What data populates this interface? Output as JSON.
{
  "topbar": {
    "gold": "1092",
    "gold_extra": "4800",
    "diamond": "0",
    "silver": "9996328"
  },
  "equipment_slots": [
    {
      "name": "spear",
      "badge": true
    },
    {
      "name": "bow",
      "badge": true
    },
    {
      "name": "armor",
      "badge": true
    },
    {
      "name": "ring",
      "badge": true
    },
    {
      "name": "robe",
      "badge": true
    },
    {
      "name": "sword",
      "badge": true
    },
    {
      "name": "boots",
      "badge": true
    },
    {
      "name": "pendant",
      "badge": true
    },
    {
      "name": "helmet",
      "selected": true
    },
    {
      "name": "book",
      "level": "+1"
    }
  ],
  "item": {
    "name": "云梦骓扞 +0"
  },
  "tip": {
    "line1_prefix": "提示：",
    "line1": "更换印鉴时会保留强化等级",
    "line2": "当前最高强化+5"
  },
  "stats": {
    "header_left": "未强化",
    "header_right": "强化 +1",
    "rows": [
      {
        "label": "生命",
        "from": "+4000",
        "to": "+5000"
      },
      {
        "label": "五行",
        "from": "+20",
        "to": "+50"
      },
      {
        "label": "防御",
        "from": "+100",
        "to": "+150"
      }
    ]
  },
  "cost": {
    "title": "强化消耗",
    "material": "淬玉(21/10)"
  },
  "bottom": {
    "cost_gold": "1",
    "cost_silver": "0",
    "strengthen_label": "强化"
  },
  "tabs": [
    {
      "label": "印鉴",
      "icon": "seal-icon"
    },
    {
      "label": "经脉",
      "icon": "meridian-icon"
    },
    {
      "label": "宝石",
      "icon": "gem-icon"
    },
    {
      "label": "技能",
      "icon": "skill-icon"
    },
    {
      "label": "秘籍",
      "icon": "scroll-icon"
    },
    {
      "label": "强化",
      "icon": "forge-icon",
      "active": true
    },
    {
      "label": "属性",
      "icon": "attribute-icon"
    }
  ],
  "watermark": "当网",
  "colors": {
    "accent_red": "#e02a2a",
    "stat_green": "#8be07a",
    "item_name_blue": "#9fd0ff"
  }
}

——————————

■ TO DO: Your task is to retype all of the records exactly.

■ ANSWER TO THIS TASK:
What data populates this interface? Output as JSON.
{
  "topbar": {
    "gold": "1092",
    "gold_extra": "4800",
    "diamond": "0",
    "silver": "9996328"
  },
  "equipment_slots": [
    {
      "name": "spear",
      "badge": true
    },
    {
      "name": "bow",
      "badge": true
    },
    {
      "name": "armor",
      "badge": true
    },
    {
      "name": "ring",
      "badge": true
    },
    {
      "name": "robe",
      "badge": true
    },
    {
      "name": "sword",
      "badge": true
    },
    {
      "name": "boots",
      "badge": true
    },
    {
      "name": "pendant",
      "badge": true
    },
    {
      "name": "helmet",
      "selected": true
    },
    {
      "name": "book",
      "level": "+1"
    }
  ],
  "item": {
    "name": "云梦骓扞 +0"
  },
  "tip": {
    "line1_prefix": "提示：",
    "line1": "更换印鉴时会保留强化等级",
    "line2": "当前最高强化+5"
  },
  "stats": {
    "header_left": "未强化",
    "header_right": "强化 +1",
    "rows": [
      {
        "label": "生命",
        "from": "+4000",
        "to": "+5000"
      },
      {
        "label": "五行",
        "from": "+20",
        "to": "+50"
      },
      {
        "label": "防御",
        "from": "+100",
        "to": "+150"
      }
    ]
  },
  "cost": {
    "title": "强化消耗",
    "material": "淬玉(21/10)"
  },
  "bottom": {
    "cost_gold": "1",
    "cost_silver": "0",
    "strengthen_label": "强化"
  },
  "tabs": [
    {
      "label": "印鉴",
      "icon": "seal-icon"
    },
    {
      "label": "经脉",
      "icon": "meridian-icon"
    },
    {
      "label": "宝石",
      "icon": "gem-icon"
    },
    {
      "label": "技能",
      "icon": "skill-icon"
    },
    {
      "label": "秘籍",
      "icon": "scroll-icon"
    },
    {
      "label": "强化",
      "icon": "forge-icon",
      "active": true
    },
    {
      "label": "属性",
      "icon": "attribute-icon"
    }
  ],
  "watermark": "当网",
  "colors": {
    "accent_red": "#e02a2a",
    "stat_green": "#8be07a",
    "item_name_blue": "#9fd0ff"
  }
}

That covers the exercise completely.